__TASK DIRECTIONS__
How many lines of the entries below include the word "antiparallel"? Answer with the number alone.

──────────────────────────────

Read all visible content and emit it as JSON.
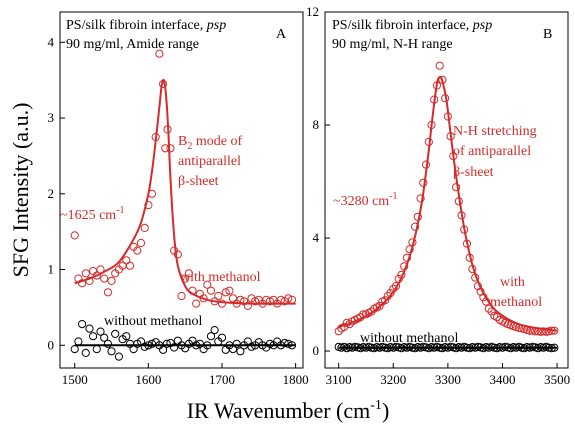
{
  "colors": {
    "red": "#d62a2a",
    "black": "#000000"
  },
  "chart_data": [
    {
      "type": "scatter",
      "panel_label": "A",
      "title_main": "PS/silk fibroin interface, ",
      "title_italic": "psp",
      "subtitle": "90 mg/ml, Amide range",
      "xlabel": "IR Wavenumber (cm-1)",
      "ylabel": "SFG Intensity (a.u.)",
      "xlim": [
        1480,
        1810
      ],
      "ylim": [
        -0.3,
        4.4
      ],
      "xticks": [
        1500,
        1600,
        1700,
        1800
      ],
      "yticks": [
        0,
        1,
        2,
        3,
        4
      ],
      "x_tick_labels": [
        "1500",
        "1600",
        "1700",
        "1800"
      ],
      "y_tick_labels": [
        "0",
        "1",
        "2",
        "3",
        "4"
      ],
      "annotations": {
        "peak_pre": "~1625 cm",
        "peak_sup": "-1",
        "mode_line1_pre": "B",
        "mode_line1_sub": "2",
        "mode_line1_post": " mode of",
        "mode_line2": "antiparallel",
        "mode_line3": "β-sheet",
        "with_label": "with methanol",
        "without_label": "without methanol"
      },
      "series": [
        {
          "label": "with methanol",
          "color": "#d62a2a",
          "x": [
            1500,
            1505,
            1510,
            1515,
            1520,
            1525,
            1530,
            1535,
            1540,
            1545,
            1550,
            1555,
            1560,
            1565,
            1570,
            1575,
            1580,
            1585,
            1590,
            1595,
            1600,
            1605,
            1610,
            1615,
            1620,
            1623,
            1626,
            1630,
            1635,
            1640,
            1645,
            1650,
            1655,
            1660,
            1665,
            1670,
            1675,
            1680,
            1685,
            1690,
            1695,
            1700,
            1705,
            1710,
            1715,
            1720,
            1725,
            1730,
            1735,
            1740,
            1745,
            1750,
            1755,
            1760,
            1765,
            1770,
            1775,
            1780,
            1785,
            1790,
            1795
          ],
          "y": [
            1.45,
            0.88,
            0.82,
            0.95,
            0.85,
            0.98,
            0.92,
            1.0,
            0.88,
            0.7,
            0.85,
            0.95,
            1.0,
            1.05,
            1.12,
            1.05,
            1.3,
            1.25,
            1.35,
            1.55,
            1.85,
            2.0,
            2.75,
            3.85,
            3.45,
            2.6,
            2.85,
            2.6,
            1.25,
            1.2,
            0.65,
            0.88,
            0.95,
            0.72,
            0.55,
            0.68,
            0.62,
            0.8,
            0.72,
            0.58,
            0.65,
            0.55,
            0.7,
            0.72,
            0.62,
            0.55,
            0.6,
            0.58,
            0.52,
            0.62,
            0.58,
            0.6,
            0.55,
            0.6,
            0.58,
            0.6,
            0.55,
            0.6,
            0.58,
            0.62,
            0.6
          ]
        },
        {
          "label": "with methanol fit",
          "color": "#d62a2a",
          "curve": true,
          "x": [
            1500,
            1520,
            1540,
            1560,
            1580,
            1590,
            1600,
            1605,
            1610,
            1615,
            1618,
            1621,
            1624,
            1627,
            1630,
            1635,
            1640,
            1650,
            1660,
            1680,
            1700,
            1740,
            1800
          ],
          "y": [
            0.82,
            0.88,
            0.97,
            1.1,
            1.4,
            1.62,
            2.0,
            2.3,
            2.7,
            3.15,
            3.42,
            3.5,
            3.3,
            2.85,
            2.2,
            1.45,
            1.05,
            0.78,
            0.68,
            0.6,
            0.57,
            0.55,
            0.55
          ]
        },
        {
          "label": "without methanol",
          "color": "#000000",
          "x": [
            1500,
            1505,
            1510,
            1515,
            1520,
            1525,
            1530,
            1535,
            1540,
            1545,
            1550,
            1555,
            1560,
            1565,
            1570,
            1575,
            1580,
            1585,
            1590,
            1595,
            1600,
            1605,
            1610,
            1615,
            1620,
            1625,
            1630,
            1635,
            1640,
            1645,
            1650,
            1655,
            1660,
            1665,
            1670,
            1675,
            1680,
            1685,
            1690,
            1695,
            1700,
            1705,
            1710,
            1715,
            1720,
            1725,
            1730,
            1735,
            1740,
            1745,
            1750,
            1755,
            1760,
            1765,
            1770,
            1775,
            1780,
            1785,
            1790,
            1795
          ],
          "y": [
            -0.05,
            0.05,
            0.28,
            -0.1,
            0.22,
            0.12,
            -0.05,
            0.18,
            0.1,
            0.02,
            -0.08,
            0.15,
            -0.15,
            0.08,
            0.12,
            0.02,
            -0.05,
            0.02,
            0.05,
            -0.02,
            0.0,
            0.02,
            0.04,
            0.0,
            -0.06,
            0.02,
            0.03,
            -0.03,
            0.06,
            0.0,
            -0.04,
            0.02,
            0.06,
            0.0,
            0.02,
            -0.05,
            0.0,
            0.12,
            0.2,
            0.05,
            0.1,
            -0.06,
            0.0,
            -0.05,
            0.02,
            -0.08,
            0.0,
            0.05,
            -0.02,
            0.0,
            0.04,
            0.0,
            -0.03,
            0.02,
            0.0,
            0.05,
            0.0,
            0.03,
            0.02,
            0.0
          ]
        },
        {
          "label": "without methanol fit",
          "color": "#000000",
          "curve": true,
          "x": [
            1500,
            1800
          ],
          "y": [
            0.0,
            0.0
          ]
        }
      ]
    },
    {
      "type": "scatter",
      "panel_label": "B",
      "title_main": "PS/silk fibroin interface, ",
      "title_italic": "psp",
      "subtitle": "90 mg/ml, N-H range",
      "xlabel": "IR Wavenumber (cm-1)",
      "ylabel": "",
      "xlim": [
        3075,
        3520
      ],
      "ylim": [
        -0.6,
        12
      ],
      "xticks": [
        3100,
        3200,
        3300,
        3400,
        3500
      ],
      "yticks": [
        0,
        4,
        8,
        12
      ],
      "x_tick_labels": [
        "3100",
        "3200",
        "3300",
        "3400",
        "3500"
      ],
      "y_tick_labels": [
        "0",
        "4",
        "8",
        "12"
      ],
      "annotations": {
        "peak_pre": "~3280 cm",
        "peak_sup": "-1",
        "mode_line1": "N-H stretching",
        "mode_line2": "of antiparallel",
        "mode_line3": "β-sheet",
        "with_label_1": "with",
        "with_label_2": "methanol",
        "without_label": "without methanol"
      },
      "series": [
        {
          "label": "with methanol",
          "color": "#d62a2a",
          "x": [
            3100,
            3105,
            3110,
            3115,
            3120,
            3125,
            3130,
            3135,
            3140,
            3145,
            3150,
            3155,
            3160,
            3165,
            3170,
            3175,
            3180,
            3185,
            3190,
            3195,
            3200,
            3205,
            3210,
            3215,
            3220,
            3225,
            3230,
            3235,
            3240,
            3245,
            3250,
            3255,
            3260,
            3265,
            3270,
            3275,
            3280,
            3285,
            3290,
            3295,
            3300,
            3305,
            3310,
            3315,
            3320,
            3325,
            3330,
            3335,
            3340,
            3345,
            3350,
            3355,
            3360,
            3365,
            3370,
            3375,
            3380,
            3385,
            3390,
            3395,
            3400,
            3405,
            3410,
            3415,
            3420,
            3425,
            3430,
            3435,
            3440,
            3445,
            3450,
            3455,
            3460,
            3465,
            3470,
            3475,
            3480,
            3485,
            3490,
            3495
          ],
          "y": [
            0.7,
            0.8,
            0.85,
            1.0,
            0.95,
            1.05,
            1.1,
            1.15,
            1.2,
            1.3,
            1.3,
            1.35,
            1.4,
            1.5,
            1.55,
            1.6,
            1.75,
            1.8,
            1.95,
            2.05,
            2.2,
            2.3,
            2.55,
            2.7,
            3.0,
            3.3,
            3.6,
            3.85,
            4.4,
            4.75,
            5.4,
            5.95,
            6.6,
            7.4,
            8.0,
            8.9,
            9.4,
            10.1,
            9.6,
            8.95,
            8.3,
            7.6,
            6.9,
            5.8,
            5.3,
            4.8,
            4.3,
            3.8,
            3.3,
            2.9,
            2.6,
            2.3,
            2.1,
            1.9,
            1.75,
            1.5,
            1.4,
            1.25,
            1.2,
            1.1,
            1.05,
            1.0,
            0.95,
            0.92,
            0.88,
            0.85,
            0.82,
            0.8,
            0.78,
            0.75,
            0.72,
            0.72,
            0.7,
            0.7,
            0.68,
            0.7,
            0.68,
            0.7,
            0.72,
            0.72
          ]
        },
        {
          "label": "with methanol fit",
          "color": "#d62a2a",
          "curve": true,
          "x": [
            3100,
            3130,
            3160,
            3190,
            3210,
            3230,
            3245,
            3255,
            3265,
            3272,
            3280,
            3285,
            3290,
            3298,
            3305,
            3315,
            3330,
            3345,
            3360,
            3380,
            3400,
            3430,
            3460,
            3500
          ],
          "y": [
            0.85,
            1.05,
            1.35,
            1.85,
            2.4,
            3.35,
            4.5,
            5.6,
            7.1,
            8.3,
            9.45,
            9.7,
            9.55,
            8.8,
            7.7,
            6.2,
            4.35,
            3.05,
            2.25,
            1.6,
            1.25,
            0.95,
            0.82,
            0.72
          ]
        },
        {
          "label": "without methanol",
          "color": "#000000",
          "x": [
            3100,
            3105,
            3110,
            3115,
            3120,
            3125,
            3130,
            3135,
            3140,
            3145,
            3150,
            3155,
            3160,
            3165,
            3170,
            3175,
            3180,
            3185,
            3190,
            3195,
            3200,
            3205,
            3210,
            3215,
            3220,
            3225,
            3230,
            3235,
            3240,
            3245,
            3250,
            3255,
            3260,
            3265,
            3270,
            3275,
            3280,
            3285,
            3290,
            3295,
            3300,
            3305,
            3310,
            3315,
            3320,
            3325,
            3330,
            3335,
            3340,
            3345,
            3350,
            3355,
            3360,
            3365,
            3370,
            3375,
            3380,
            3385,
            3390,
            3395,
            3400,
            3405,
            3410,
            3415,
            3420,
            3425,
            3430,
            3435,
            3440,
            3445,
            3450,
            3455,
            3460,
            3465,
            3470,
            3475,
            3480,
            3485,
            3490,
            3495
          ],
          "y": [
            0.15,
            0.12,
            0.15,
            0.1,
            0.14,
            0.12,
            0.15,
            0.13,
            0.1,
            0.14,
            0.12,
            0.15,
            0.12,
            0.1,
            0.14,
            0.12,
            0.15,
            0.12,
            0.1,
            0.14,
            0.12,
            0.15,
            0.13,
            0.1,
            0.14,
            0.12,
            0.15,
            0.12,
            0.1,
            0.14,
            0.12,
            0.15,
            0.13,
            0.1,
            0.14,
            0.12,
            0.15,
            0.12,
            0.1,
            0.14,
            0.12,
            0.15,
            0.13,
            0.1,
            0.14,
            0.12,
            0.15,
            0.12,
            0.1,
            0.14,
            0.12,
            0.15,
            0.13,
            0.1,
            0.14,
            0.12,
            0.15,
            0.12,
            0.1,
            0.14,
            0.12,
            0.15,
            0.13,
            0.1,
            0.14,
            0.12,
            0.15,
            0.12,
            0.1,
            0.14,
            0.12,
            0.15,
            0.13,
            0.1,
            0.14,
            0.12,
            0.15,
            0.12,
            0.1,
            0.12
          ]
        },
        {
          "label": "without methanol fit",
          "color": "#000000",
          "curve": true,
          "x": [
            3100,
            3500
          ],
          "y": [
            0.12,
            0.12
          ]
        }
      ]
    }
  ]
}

──────────────────────────────

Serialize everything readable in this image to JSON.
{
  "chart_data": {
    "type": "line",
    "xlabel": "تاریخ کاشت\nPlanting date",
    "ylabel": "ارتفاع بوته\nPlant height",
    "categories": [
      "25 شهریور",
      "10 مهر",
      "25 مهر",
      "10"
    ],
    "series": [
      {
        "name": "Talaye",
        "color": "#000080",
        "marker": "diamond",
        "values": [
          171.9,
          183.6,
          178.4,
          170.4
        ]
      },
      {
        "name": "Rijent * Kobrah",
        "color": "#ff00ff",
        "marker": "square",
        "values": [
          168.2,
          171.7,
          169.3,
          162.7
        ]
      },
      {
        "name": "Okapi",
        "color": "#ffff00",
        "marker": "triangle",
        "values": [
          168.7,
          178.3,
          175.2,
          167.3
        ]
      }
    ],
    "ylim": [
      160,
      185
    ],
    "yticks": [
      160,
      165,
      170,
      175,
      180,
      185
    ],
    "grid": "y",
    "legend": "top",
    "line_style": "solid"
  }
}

──────────────────────────────

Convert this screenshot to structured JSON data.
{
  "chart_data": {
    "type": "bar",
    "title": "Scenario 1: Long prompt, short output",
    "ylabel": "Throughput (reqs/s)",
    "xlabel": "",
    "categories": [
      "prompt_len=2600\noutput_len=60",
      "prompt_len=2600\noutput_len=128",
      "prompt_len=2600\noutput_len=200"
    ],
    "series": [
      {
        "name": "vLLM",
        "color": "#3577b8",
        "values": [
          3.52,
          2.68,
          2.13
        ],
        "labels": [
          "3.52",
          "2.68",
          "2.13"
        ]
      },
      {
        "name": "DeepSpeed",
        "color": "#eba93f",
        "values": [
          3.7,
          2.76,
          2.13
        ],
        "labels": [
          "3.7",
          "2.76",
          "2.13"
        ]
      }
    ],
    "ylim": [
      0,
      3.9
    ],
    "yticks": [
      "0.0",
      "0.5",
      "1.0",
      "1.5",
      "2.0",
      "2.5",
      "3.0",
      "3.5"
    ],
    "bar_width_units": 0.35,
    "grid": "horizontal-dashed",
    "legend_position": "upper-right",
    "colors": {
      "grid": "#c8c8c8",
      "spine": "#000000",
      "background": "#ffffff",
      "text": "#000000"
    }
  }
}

──────────────────────────────

__WORKED ANSWER__
2